### Listing ###
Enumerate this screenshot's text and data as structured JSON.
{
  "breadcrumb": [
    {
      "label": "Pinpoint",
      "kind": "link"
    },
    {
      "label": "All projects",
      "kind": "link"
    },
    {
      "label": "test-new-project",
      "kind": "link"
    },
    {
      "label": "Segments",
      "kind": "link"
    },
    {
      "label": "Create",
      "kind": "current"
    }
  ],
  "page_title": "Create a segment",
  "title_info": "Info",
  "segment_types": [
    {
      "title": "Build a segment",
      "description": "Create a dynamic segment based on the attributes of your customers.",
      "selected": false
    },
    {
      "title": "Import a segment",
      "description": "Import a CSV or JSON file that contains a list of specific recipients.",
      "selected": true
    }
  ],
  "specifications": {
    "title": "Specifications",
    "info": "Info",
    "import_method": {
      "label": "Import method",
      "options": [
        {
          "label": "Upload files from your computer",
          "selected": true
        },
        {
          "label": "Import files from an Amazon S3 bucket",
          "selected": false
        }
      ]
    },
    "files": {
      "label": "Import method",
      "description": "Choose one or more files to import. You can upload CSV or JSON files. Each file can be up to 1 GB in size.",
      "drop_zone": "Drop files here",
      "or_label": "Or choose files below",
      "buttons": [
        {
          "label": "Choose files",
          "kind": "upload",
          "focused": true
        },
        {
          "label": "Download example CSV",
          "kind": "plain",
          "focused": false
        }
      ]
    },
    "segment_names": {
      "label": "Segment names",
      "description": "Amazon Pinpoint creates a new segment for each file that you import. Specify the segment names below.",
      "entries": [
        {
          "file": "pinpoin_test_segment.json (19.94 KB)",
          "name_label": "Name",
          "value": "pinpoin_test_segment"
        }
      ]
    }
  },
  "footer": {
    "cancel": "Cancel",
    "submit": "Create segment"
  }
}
###
Exercise aim:
Return the entries above exactly as they appear.

Exercise answer:
Enumerate this screenshot's text and data as structured JSON.
{
  "breadcrumb": [
    {
      "label": "Pinpoint",
      "kind": "link"
    },
    {
      "label": "All projects",
      "kind": "link"
    },
    {
      "label": "test-new-project",
      "kind": "link"
    },
    {
      "label": "Segments",
      "kind": "link"
    },
    {
      "label": "Create",
      "kind": "current"
    }
  ],
  "page_title": "Create a segment",
  "title_info": "Info",
  "segment_types": [
    {
      "title": "Build a segment",
      "description": "Create a dynamic segment based on the attributes of your customers.",
      "selected": false
    },
    {
      "title": "Import a segment",
      "description": "Import a CSV or JSON file that contains a list of specific recipients.",
      "selected": true
    }
  ],
  "specifications": {
    "title": "Specifications",
    "info": "Info",
    "import_method": {
      "label": "Import method",
      "options": [
        {
          "label": "Upload files from your computer",
          "selected": true
        },
        {
          "label": "Import files from an Amazon S3 bucket",
          "selected": false
        }
      ]
    },
    "files": {
      "label": "Import method",
      "description": "Choose one or more files to import. You can upload CSV or JSON files. Each file can be up to 1 GB in size.",
      "drop_zone": "Drop files here",
      "or_label": "Or choose files below",
      "buttons": [
        {
          "label": "Choose files",
          "kind": "upload",
          "focused": true
        },
        {
          "label": "Download example CSV",
          "kind": "plain",
          "focused": false
        }
      ]
    },
    "segment_names": {
      "label": "Segment names",
      "description": "Amazon Pinpoint creates a new segment for each file that you import. Specify the segment names below.",
      "entries": [
        {
          "file": "pinpoin_test_segment.json (19.94 KB)",
          "name_label": "Name",
          "value": "pinpoin_test_segment"
        }
      ]
    }
  },
  "footer": {
    "cancel": "Cancel",
    "submit": "Create segment"
  }
}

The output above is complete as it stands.